WHAT TO PRODUCE>
Reproduce the records verbatim from the first line through the line containing "list-item[interactable]: 专辑推荐 6.2万", including both of those lines.

--- Begin ---

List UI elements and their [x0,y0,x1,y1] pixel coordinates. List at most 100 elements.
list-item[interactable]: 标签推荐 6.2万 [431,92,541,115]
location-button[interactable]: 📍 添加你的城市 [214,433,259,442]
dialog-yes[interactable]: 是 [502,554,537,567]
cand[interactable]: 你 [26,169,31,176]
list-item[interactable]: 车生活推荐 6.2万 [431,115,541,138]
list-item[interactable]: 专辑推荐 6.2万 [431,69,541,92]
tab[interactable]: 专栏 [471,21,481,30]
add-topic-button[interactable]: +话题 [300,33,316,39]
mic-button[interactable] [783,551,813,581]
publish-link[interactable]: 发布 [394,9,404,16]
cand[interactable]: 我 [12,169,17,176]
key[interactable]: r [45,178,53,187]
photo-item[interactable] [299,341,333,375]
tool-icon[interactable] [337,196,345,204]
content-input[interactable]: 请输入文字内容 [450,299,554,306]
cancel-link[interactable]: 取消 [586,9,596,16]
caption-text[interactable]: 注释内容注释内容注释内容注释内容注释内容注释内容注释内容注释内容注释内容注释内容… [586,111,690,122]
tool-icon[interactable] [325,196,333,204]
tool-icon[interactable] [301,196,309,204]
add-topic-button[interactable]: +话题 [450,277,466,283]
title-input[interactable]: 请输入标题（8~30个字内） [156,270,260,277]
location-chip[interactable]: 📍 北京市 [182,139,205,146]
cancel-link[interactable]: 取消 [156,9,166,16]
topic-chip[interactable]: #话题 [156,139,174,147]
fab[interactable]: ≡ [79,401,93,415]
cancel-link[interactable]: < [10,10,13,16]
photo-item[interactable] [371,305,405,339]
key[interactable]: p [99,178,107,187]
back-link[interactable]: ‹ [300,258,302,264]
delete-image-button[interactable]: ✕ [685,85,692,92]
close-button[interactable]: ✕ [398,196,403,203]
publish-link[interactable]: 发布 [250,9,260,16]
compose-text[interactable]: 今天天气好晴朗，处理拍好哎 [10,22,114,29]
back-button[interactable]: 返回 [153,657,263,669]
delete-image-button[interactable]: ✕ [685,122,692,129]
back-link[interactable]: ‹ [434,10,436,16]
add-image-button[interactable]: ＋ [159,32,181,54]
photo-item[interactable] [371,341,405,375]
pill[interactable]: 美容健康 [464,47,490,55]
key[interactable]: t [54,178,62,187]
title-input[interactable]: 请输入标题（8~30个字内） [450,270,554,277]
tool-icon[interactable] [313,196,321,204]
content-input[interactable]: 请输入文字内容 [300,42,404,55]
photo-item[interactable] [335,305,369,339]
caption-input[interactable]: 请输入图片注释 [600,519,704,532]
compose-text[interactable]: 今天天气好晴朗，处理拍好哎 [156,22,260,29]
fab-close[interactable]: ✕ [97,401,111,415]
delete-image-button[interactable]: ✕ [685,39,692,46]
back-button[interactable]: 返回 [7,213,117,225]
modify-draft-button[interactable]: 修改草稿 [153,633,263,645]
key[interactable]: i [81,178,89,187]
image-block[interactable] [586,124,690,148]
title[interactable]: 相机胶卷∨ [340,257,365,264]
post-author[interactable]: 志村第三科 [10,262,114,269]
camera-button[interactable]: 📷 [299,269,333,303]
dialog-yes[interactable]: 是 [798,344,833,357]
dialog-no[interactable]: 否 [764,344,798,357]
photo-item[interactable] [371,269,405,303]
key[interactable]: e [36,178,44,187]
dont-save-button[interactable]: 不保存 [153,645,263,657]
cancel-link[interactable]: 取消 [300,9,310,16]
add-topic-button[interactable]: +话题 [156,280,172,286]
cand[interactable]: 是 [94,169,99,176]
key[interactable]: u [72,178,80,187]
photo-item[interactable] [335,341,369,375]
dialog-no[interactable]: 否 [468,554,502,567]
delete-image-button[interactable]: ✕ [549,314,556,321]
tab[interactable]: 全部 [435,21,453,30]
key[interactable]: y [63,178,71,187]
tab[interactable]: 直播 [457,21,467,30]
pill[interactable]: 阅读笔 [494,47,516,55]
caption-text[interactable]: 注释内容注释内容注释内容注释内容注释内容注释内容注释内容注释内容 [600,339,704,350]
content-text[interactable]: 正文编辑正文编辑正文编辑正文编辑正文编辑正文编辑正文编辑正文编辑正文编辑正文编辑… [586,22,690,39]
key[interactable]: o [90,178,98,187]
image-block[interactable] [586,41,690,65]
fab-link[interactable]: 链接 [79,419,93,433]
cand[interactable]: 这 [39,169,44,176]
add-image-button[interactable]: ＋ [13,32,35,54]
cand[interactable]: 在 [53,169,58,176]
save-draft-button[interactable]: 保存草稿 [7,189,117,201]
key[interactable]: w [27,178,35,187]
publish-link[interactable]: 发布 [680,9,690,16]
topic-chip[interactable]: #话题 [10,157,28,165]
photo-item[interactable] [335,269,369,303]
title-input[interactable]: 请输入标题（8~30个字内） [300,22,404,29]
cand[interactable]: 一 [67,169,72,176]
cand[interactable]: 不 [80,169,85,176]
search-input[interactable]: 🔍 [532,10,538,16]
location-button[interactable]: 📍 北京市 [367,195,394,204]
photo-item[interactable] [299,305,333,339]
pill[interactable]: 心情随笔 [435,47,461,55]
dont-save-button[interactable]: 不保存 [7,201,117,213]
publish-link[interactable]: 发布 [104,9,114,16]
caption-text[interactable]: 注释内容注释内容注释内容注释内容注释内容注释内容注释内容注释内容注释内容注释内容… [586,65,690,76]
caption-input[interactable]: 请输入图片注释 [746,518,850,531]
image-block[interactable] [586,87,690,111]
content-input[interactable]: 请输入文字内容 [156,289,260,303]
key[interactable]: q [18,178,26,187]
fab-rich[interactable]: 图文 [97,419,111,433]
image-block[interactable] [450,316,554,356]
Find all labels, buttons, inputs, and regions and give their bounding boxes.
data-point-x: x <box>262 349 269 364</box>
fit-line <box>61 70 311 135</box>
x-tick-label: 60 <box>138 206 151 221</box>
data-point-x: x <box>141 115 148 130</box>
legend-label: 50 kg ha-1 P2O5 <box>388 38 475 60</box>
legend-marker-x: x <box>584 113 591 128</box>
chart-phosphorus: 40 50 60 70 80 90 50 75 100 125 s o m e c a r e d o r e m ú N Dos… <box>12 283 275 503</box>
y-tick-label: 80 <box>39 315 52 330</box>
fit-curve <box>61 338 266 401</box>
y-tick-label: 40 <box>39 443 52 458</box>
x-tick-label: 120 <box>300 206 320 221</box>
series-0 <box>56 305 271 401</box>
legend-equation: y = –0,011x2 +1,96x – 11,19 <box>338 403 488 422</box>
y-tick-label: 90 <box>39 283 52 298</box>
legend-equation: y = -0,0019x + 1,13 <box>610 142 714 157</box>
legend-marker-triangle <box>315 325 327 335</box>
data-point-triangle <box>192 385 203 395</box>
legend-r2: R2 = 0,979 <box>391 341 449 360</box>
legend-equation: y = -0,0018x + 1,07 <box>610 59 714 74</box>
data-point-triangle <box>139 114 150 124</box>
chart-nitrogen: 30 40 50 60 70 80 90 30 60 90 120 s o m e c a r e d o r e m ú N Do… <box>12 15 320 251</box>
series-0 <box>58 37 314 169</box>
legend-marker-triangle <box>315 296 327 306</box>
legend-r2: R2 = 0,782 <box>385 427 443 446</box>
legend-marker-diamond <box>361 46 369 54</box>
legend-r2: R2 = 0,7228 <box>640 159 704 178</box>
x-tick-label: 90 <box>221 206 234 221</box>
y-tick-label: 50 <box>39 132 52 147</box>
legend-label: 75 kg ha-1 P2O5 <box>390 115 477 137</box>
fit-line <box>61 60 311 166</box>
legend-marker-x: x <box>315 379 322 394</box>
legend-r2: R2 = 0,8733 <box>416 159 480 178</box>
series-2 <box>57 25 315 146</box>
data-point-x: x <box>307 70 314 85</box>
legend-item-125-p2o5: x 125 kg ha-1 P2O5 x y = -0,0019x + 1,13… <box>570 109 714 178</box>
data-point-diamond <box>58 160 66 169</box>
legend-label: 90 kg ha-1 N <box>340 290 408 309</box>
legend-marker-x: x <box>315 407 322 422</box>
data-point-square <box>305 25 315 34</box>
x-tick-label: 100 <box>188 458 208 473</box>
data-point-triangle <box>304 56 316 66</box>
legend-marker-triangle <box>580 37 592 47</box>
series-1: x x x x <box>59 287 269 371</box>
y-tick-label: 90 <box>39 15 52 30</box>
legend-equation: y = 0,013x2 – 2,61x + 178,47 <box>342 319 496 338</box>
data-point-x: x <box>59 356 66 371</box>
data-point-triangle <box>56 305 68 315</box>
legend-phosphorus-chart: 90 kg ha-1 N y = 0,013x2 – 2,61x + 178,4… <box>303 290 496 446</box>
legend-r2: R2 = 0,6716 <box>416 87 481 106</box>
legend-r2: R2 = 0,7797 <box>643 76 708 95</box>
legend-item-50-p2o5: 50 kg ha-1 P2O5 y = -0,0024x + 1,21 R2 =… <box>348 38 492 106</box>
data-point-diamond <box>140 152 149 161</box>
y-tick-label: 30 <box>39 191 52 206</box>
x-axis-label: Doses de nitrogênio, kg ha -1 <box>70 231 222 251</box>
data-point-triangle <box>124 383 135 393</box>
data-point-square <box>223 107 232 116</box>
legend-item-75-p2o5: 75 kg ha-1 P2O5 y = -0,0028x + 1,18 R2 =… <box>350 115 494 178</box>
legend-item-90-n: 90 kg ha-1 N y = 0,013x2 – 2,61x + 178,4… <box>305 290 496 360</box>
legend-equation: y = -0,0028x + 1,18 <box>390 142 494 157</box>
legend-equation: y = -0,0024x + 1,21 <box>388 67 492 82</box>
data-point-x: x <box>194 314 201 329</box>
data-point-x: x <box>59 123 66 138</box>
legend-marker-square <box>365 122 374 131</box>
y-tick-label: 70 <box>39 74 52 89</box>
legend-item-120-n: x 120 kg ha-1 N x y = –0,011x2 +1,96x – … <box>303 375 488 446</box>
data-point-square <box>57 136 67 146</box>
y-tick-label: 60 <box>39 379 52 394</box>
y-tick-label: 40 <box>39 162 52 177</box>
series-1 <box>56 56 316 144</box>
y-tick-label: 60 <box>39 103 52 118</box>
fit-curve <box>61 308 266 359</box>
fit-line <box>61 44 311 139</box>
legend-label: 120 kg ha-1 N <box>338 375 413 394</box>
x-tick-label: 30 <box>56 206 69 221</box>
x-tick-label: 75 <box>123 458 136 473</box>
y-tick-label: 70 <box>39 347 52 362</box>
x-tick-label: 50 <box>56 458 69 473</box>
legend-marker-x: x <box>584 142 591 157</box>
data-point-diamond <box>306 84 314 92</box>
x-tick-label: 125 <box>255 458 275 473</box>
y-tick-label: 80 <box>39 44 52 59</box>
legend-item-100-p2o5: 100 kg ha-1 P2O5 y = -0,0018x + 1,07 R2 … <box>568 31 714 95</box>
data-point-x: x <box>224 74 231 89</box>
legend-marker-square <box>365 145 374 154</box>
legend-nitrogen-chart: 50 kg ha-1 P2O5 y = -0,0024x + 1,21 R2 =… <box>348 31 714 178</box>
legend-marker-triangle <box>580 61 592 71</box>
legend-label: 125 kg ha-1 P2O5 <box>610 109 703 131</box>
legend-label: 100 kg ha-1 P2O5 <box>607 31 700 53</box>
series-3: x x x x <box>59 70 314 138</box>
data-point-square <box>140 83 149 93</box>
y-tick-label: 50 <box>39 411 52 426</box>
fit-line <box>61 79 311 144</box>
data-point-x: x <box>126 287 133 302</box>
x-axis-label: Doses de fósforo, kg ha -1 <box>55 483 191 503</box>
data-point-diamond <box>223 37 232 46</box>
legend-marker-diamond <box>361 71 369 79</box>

--- End ---

SOLUTION BELOW>
List UI elements and their [x0,y0,x1,y1] pixel coordinates. List at most 100 elements.
list-item[interactable]: 标签推荐 6.2万 [431,92,541,115]
location-button[interactable]: 📍 添加你的城市 [214,433,259,442]
dialog-yes[interactable]: 是 [502,554,537,567]
cand[interactable]: 你 [26,169,31,176]
list-item[interactable]: 车生活推荐 6.2万 [431,115,541,138]
list-item[interactable]: 专辑推荐 6.2万 [431,69,541,92]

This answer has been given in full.